### DATA TO PROCESS ###

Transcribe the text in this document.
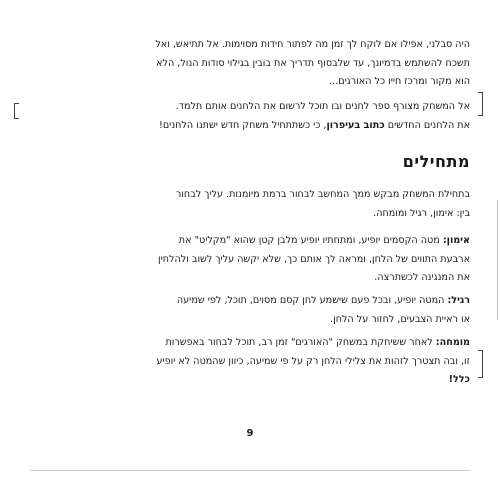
היה סבלני, אפילו אם לוקח לך זמן מה לפתור חידות מסוימות. אל תתיאש, ואל
תשכח להשתמש בדמיונך, עד שלבסוף תדריך את בובין בגילוי סודות הנול, הלא
הוא מקור ומרכז חייו כל האורגים...
אל המשחק מצורף ספר לחנים ובו תוכל לרשום את הלחנים אותם תלמד.
את הלחנים החדשים כתוב בעיפרון, כי כשתתחיל משחק חדש ישתנו הלחנים!
מתחילים
בתחילת המשחק מבקש ממך המחשב לבחור ברמת מיומנות. עליך לבחור
בין: אימון, רגיל ומומחה.
אימון: מטה הקסמים יופיע, ומתחתיו יופיע מלבן קטן שהוא "מקליט" את
ארבעת התווים של הלחן, ומראה לך אותם כך, שלא יקשה עליך לשוב ולהלחין
את המנגינה לכשתרצה.
רגיל: המטה יופיע, ובכל פעם שישמע לחן קסם מסוים, תוכל, לפי שמיעה
או ראיית הצבעים, לחזור על הלחן.
מומחה: לאחר ששיחקת במשחק "האורגים" זמן רב, תוכל לבחור באפשרות
זו, ובה תצטרך לזהות את צלילי הלחן רק על פי שמיעה, כיוון שהמטה לא יופיע
כלל!
9
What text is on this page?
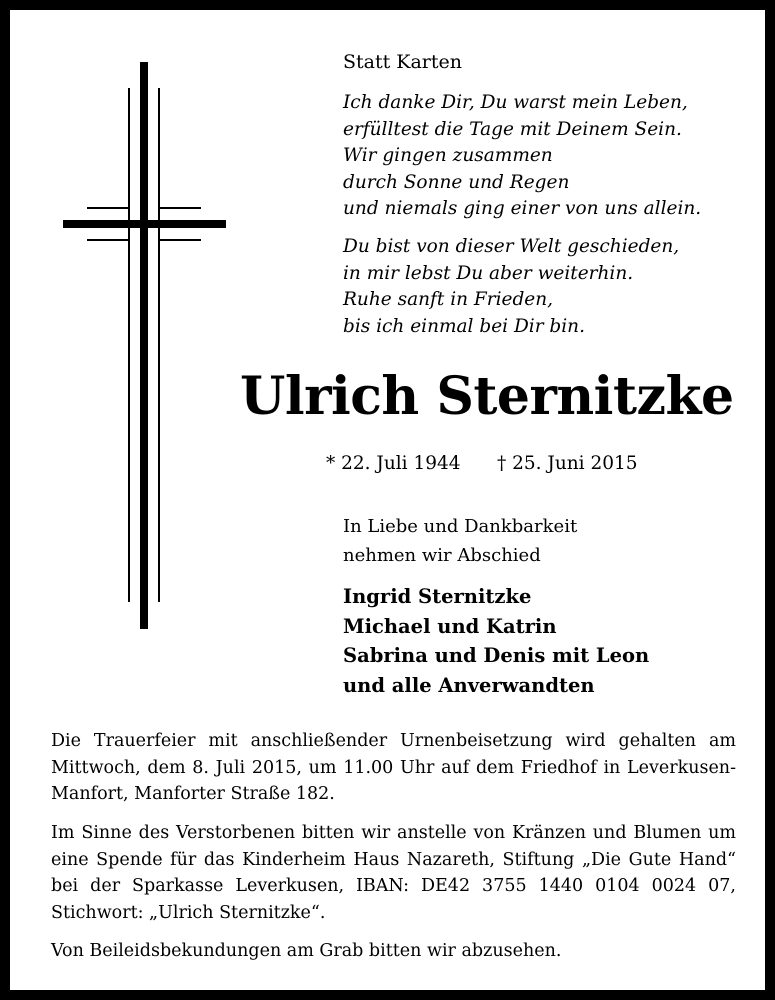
Statt Karten

Ich danke Dir, Du warst mein Leben,
erfülltest die Tage mit Deinem Sein.
Wir gingen zusammen
durch Sonne und Regen
und niemals ging einer von uns allein.
Du bist von dieser Welt geschieden,
in mir lebst Du aber weiterhin.
Ruhe sanft in Frieden,
bis ich einmal bei Dir bin.
Ulrich Sternitzke

* 22. Juli 1944 † 25. Juni 2015

In Liebe und Dankbarkeit
nehmen wir Abschied
Ingrid Sternitzke
Michael und Katrin
Sabrina und Denis mit Leon
und alle Anverwandten

Die Trauerfeier mit anschließender Urnenbeisetzung wird gehalten am Mittwoch, dem 8. Juli 2015, um 11.00 Uhr auf dem Friedhof in Leverkusen-Manfort, Manforter Straße 182.

Im Sinne des Verstorbenen bitten wir anstelle von Kränzen und Blumen um eine Spende für das Kinderheim Haus Nazareth, Stiftung „Die Gute Hand“ bei der Sparkasse Leverkusen, IBAN: DE42 3755 1440 0104 0024 07, Stichwort: „Ulrich Sternitzke“.

Von Beileidsbekundungen am Grab bitten wir abzusehen.
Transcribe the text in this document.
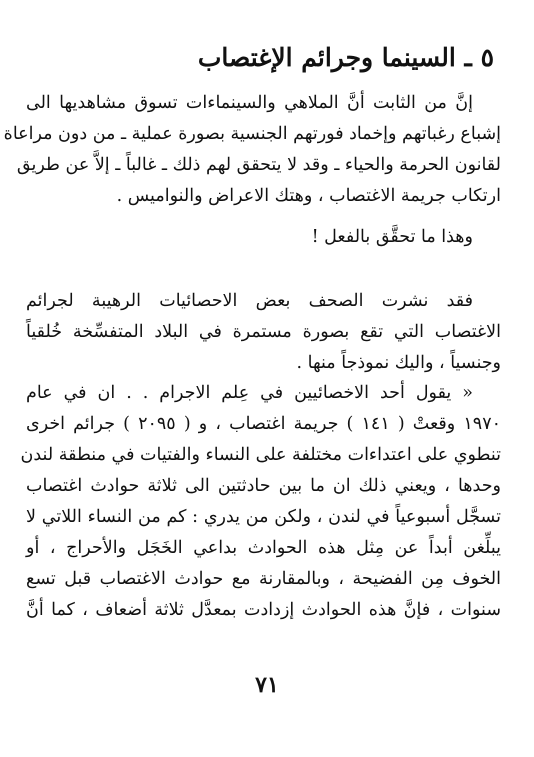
٥ ـ السينما وجرائم الإغتصاب
إنَّ من الثابت أنَّ الملاهي والسينماءات تسوق مشاهديها الى
إشباع رغباتهم وإخماد فورتهم الجنسية بصورة عملية ـ من دون مراعاة
لقانون الحرمة والحياء ـ وقد لا يتحقق لهم ذلك ـ غالباً ـ إلاَّ عن طريق
ارتكاب جريمة الاغتصاب ، وهتك الاعراض والنواميس .
وهذا ما تحقَّق بالفعل !
فقد نشرت الصحف بعض الاحصائيات الرهيبة لجرائم
الاغتصاب التي تقع بصورة مستمرة في البلاد المتفسِّخة خُلقياً
وجنسياً ، واليك نموذجاً منها .
« يقول أحد الاخصائيين في عِلم الاجرام . . ان في عام
١٩٧٠ وقعتْ ( ١٤١ ) جريمة اغتصاب ، و ( ٢٠٩٥ ) جرائم اخرى
تنطوي على اعتداءات مختلفة على النساء والفتيات في منطقة لندن
وحدها ، ويعني ذلك ان ما بين حادثتين الى ثلاثة حوادث اغتصاب
تسجَّل أسبوعياً في لندن ، ولكن من يدري : كم من النساء اللاتي لا
يبلِّغن أبداً عن مِثل هذه الحوادث بداعي الخَجَل والأحراج ، أو
الخوف مِن الفضيحة ، وبالمقارنة مع حوادث الاغتصاب قبل تسع
سنوات ، فإنَّ هذه الحوادث إزدادت بمعدَّل ثلاثة أضعاف ، كما أنَّ
٧١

###

OBJECTIVE: Take every line from the data above that holds "Sternitzke" and copy it out.

TASK SOLUTION:
Ulrich Sternitzke
Ingrid Sternitzke
Im Sinne des Verstorbenen bitten wir anstelle von Kränzen und Blumen um eine Spende für das Kinderheim Haus Nazareth, Stiftung „Die Gute Hand“ bei der Sparkasse Leverkusen, IBAN: DE42 3755 1440 0104 0024 07, Stichwort: „Ulrich Sternitzke“.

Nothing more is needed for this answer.